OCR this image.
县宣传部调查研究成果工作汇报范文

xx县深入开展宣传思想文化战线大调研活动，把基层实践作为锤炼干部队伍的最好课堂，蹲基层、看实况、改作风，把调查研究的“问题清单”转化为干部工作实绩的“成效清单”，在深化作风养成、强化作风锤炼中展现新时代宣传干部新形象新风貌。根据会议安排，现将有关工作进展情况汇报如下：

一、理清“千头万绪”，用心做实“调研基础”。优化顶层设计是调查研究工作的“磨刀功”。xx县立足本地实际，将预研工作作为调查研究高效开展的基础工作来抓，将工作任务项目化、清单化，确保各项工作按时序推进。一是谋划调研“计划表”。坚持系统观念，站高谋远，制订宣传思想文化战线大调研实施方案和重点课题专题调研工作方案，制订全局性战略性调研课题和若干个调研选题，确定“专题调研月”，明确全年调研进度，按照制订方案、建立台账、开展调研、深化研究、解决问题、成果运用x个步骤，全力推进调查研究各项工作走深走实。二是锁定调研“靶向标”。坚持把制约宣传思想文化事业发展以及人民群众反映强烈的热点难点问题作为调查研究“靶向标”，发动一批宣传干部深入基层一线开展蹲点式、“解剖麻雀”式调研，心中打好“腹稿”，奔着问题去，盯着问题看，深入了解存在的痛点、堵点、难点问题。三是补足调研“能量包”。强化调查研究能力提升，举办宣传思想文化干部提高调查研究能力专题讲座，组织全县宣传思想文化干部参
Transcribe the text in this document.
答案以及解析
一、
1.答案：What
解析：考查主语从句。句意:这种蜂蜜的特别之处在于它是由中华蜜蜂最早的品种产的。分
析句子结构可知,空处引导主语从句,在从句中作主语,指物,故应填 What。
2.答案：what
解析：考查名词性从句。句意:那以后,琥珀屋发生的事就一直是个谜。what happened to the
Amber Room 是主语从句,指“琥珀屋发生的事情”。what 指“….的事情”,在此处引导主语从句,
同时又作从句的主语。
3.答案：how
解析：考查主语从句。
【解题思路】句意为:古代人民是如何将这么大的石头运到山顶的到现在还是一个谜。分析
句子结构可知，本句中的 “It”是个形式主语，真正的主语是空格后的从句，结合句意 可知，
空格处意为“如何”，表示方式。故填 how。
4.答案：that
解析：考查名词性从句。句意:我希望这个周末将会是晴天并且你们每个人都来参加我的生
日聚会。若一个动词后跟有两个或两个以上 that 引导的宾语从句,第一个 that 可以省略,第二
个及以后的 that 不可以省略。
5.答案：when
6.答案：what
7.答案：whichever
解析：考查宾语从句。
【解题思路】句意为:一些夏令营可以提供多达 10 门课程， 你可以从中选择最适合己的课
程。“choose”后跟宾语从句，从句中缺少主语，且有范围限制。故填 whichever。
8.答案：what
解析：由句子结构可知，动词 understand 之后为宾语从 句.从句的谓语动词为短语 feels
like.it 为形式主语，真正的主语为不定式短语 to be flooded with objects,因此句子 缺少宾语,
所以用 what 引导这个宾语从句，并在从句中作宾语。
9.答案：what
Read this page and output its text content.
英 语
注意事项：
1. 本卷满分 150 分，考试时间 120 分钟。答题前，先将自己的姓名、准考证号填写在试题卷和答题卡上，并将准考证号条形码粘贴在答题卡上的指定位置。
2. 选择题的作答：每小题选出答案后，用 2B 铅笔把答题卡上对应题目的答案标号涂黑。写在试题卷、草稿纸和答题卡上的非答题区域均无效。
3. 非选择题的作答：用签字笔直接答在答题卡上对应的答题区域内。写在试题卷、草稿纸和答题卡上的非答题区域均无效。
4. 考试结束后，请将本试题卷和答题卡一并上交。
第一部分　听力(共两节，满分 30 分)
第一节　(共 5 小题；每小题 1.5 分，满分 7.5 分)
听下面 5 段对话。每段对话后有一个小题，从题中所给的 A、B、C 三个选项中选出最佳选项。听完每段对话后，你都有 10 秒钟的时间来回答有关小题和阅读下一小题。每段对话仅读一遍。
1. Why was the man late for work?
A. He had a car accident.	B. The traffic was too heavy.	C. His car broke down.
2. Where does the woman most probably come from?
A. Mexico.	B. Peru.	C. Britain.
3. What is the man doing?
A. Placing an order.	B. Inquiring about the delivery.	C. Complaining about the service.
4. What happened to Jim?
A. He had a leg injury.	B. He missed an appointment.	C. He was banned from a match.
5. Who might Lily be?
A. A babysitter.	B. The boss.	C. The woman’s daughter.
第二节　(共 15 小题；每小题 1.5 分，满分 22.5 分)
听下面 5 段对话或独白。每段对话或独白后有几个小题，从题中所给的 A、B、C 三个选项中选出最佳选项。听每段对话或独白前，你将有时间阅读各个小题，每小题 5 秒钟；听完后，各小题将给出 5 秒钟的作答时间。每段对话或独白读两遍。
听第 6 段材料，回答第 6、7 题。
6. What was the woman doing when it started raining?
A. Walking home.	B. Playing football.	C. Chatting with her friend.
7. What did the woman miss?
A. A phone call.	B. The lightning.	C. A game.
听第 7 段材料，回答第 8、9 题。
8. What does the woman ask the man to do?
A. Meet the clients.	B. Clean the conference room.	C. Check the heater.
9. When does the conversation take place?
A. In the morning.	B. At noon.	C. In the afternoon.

#### Task to complete
Using the listing above, reproduce each line without omission.

#### Response
OCR this image.
县宣传部调查研究成果工作汇报范文

xx县深入开展宣传思想文化战线大调研活动，把基层实践作为锤炼干部队伍的最好课堂，蹲基层、看实况、改作风，把调查研究的“问题清单”转化为干部工作实绩的“成效清单”，在深化作风养成、强化作风锤炼中展现新时代宣传干部新形象新风貌。根据会议安排，现将有关工作进展情况汇报如下：

一、理清“千头万绪”，用心做实“调研基础”。优化顶层设计是调查研究工作的“磨刀功”。xx县立足本地实际，将预研工作作为调查研究高效开展的基础工作来抓，将工作任务项目化、清单化，确保各项工作按时序推进。一是谋划调研“计划表”。坚持系统观念，站高谋远，制订宣传思想文化战线大调研实施方案和重点课题专题调研工作方案，制订全局性战略性调研课题和若干个调研选题，确定“专题调研月”，明确全年调研进度，按照制订方案、建立台账、开展调研、深化研究、解决问题、成果运用x个步骤，全力推进调查研究各项工作走深走实。二是锁定调研“靶向标”。坚持把制约宣传思想文化事业发展以及人民群众反映强烈的热点难点问题作为调查研究“靶向标”，发动一批宣传干部深入基层一线开展蹲点式、“解剖麻雀”式调研，心中打好“腹稿”，奔着问题去，盯着问题看，深入了解存在的痛点、堵点、难点问题。三是补足调研“能量包”。强化调查研究能力提升，举办宣传思想文化干部提高调查研究能力专题讲座，组织全县宣传思想文化干部参
Transcribe the text in this document.
答案以及解析
一、
1.答案：What
解析：考查主语从句。句意:这种蜂蜜的特别之处在于它是由中华蜜蜂最早的品种产的。分
析句子结构可知,空处引导主语从句,在从句中作主语,指物,故应填 What。
2.答案：what
解析：考查名词性从句。句意:那以后,琥珀屋发生的事就一直是个谜。what happened to the
Amber Room 是主语从句,指“琥珀屋发生的事情”。what 指“….的事情”,在此处引导主语从句,
同时又作从句的主语。
3.答案：how
解析：考查主语从句。
【解题思路】句意为:古代人民是如何将这么大的石头运到山顶的到现在还是一个谜。分析
句子结构可知，本句中的 “It”是个形式主语，真正的主语是空格后的从句，结合句意 可知，
空格处意为“如何”，表示方式。故填 how。
4.答案：that
解析：考查名词性从句。句意:我希望这个周末将会是晴天并且你们每个人都来参加我的生
日聚会。若一个动词后跟有两个或两个以上 that 引导的宾语从句,第一个 that 可以省略,第二
个及以后的 that 不可以省略。
5.答案：when
6.答案：what
7.答案：whichever
解析：考查宾语从句。
【解题思路】句意为:一些夏令营可以提供多达 10 门课程， 你可以从中选择最适合己的课
程。“choose”后跟宾语从句，从句中缺少主语，且有范围限制。故填 whichever。
8.答案：what
解析：由句子结构可知，动词 understand 之后为宾语从 句.从句的谓语动词为短语 feels
like.it 为形式主语，真正的主语为不定式短语 to be flooded with objects,因此句子 缺少宾语,
所以用 what 引导这个宾语从句，并在从句中作宾语。
9.答案：what
Read this page and output its text content.
英 语
注意事项：
1. 本卷满分 150 分，考试时间 120 分钟。答题前，先将自己的姓名、准考证号填写在试题卷和答题卡上，并将准考证号条形码粘贴在答题卡上的指定位置。
2. 选择题的作答：每小题选出答案后，用 2B 铅笔把答题卡上对应题目的答案标号涂黑。写在试题卷、草稿纸和答题卡上的非答题区域均无效。
3. 非选择题的作答：用签字笔直接答在答题卡上对应的答题区域内。写在试题卷、草稿纸和答题卡上的非答题区域均无效。
4. 考试结束后，请将本试题卷和答题卡一并上交。
第一部分　听力(共两节，满分 30 分)
第一节　(共 5 小题；每小题 1.5 分，满分 7.5 分)
听下面 5 段对话。每段对话后有一个小题，从题中所给的 A、B、C 三个选项中选出最佳选项。听完每段对话后，你都有 10 秒钟的时间来回答有关小题和阅读下一小题。每段对话仅读一遍。
1. Why was the man late for work?
A. He had a car accident.	B. The traffic was too heavy.	C. His car broke down.
2. Where does the woman most probably come from?
A. Mexico.	B. Peru.	C. Britain.
3. What is the man doing?
A. Placing an order.	B. Inquiring about the delivery.	C. Complaining about the service.
4. What happened to Jim?
A. He had a leg injury.	B. He missed an appointment.	C. He was banned from a match.
5. Who might Lily be?
A. A babysitter.	B. The boss.	C. The woman’s daughter.
第二节　(共 15 小题；每小题 1.5 分，满分 22.5 分)
听下面 5 段对话或独白。每段对话或独白后有几个小题，从题中所给的 A、B、C 三个选项中选出最佳选项。听每段对话或独白前，你将有时间阅读各个小题，每小题 5 秒钟；听完后，各小题将给出 5 秒钟的作答时间。每段对话或独白读两遍。
听第 6 段材料，回答第 6、7 题。
6. What was the woman doing when it started raining?
A. Walking home.	B. Playing football.	C. Chatting with her friend.
7. What did the woman miss?
A. A phone call.	B. The lightning.	C. A game.
听第 7 段材料，回答第 8、9 题。
8. What does the woman ask the man to do?
A. Meet the clients.	B. Clean the conference room.	C. Check the heater.
9. When does the conversation take place?
A. In the morning.	B. At noon.	C. In the afternoon.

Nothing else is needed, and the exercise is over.